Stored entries

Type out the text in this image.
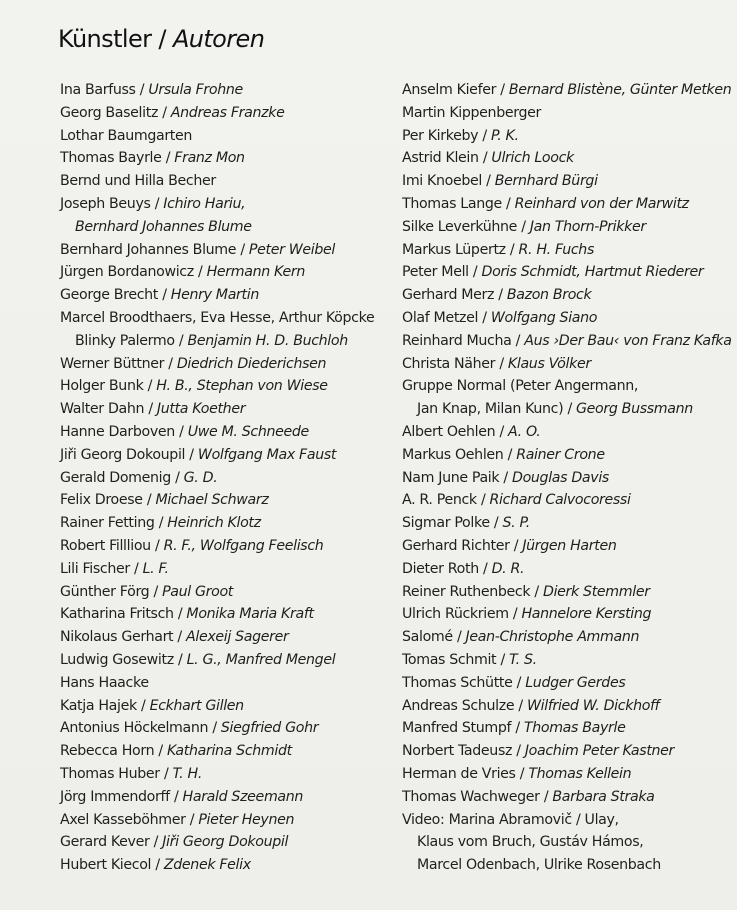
Künstler / Autoren
Ina Barfuss / Ursula Frohne
Georg Baselitz / Andreas Franzke
Lothar Baumgarten
Thomas Bayrle / Franz Mon
Bernd und Hilla Becher
Joseph Beuys / Ichiro Hariu,
Bernhard Johannes Blume
Bernhard Johannes Blume / Peter Weibel
Jürgen Bordanowicz / Hermann Kern
George Brecht / Henry Martin
Marcel Broodthaers, Eva Hesse, Arthur Köpcke
Blinky Palermo / Benjamin H. D. Buchloh
Werner Büttner / Diedrich Diederichsen
Holger Bunk / H. B., Stephan von Wiese
Walter Dahn / Jutta Koether
Hanne Darboven / Uwe M. Schneede
Jiři Georg Dokoupil / Wolfgang Max Faust
Gerald Domenig / G. D.
Felix Droese / Michael Schwarz
Rainer Fetting / Heinrich Klotz
Robert Fillliou / R. F., Wolfgang Feelisch
Lili Fischer / L. F.
Günther Förg / Paul Groot
Katharina Fritsch / Monika Maria Kraft
Nikolaus Gerhart / Alexeij Sagerer
Ludwig Gosewitz / L. G., Manfred Mengel
Hans Haacke
Katja Hajek / Eckhart Gillen
Antonius Höckelmann / Siegfried Gohr
Rebecca Horn / Katharina Schmidt
Thomas Huber / T. H.
Jörg Immendorff / Harald Szeemann
Axel Kasseböhmer / Pieter Heynen
Gerard Kever / Jiři Georg Dokoupil
Hubert Kiecol / Zdenek Felix
Anselm Kiefer / Bernard Blistène, Günter Metken
Martin Kippenberger
Per Kirkeby / P. K.
Astrid Klein / Ulrich Loock
Imi Knoebel / Bernhard Bürgi
Thomas Lange / Reinhard von der Marwitz
Silke Leverkühne / Jan Thorn-Prikker
Markus Lüpertz / R. H. Fuchs
Peter Mell / Doris Schmidt, Hartmut Riederer
Gerhard Merz / Bazon Brock
Olaf Metzel / Wolfgang Siano
Reinhard Mucha / Aus ›Der Bau‹ von Franz Kafka
Christa Näher / Klaus Völker
Gruppe Normal (Peter Angermann,
Jan Knap, Milan Kunc) / Georg Bussmann
Albert Oehlen / A. O.
Markus Oehlen / Rainer Crone
Nam June Paik / Douglas Davis
A. R. Penck / Richard Calvocoressi
Sigmar Polke / S. P.
Gerhard Richter / Jürgen Harten
Dieter Roth / D. R.
Reiner Ruthenbeck / Dierk Stemmler
Ulrich Rückriem / Hannelore Kersting
Salomé / Jean-Christophe Ammann
Tomas Schmit / T. S.
Thomas Schütte / Ludger Gerdes
Andreas Schulze / Wilfried W. Dickhoff
Manfred Stumpf / Thomas Bayrle
Norbert Tadeusz / Joachim Peter Kastner
Herman de Vries / Thomas Kellein
Thomas Wachweger / Barbara Straka
Video: Marina Abramovič / Ulay,
Klaus vom Bruch, Gustáv Hámos,
Marcel Odenbach, Ulrike Rosenbach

**Work required:** Leave out the pictures and return every record word for word.

**Output of the task:**
Type out the text in this image.
Künstler / Autoren
Ina Barfuss / Ursula Frohne
Georg Baselitz / Andreas Franzke
Lothar Baumgarten
Thomas Bayrle / Franz Mon
Bernd und Hilla Becher
Joseph Beuys / Ichiro Hariu,
Bernhard Johannes Blume
Bernhard Johannes Blume / Peter Weibel
Jürgen Bordanowicz / Hermann Kern
George Brecht / Henry Martin
Marcel Broodthaers, Eva Hesse, Arthur Köpcke
Blinky Palermo / Benjamin H. D. Buchloh
Werner Büttner / Diedrich Diederichsen
Holger Bunk / H. B., Stephan von Wiese
Walter Dahn / Jutta Koether
Hanne Darboven / Uwe M. Schneede
Jiři Georg Dokoupil / Wolfgang Max Faust
Gerald Domenig / G. D.
Felix Droese / Michael Schwarz
Rainer Fetting / Heinrich Klotz
Robert Fillliou / R. F., Wolfgang Feelisch
Lili Fischer / L. F.
Günther Förg / Paul Groot
Katharina Fritsch / Monika Maria Kraft
Nikolaus Gerhart / Alexeij Sagerer
Ludwig Gosewitz / L. G., Manfred Mengel
Hans Haacke
Katja Hajek / Eckhart Gillen
Antonius Höckelmann / Siegfried Gohr
Rebecca Horn / Katharina Schmidt
Thomas Huber / T. H.
Jörg Immendorff / Harald Szeemann
Axel Kasseböhmer / Pieter Heynen
Gerard Kever / Jiři Georg Dokoupil
Hubert Kiecol / Zdenek Felix
Anselm Kiefer / Bernard Blistène, Günter Metken
Martin Kippenberger
Per Kirkeby / P. K.
Astrid Klein / Ulrich Loock
Imi Knoebel / Bernhard Bürgi
Thomas Lange / Reinhard von der Marwitz
Silke Leverkühne / Jan Thorn-Prikker
Markus Lüpertz / R. H. Fuchs
Peter Mell / Doris Schmidt, Hartmut Riederer
Gerhard Merz / Bazon Brock
Olaf Metzel / Wolfgang Siano
Reinhard Mucha / Aus ›Der Bau‹ von Franz Kafka
Christa Näher / Klaus Völker
Gruppe Normal (Peter Angermann,
Jan Knap, Milan Kunc) / Georg Bussmann
Albert Oehlen / A. O.
Markus Oehlen / Rainer Crone
Nam June Paik / Douglas Davis
A. R. Penck / Richard Calvocoressi
Sigmar Polke / S. P.
Gerhard Richter / Jürgen Harten
Dieter Roth / D. R.
Reiner Ruthenbeck / Dierk Stemmler
Ulrich Rückriem / Hannelore Kersting
Salomé / Jean-Christophe Ammann
Tomas Schmit / T. S.
Thomas Schütte / Ludger Gerdes
Andreas Schulze / Wilfried W. Dickhoff
Manfred Stumpf / Thomas Bayrle
Norbert Tadeusz / Joachim Peter Kastner
Herman de Vries / Thomas Kellein
Thomas Wachweger / Barbara Straka
Video: Marina Abramovič / Ulay,
Klaus vom Bruch, Gustáv Hámos,
Marcel Odenbach, Ulrike Rosenbach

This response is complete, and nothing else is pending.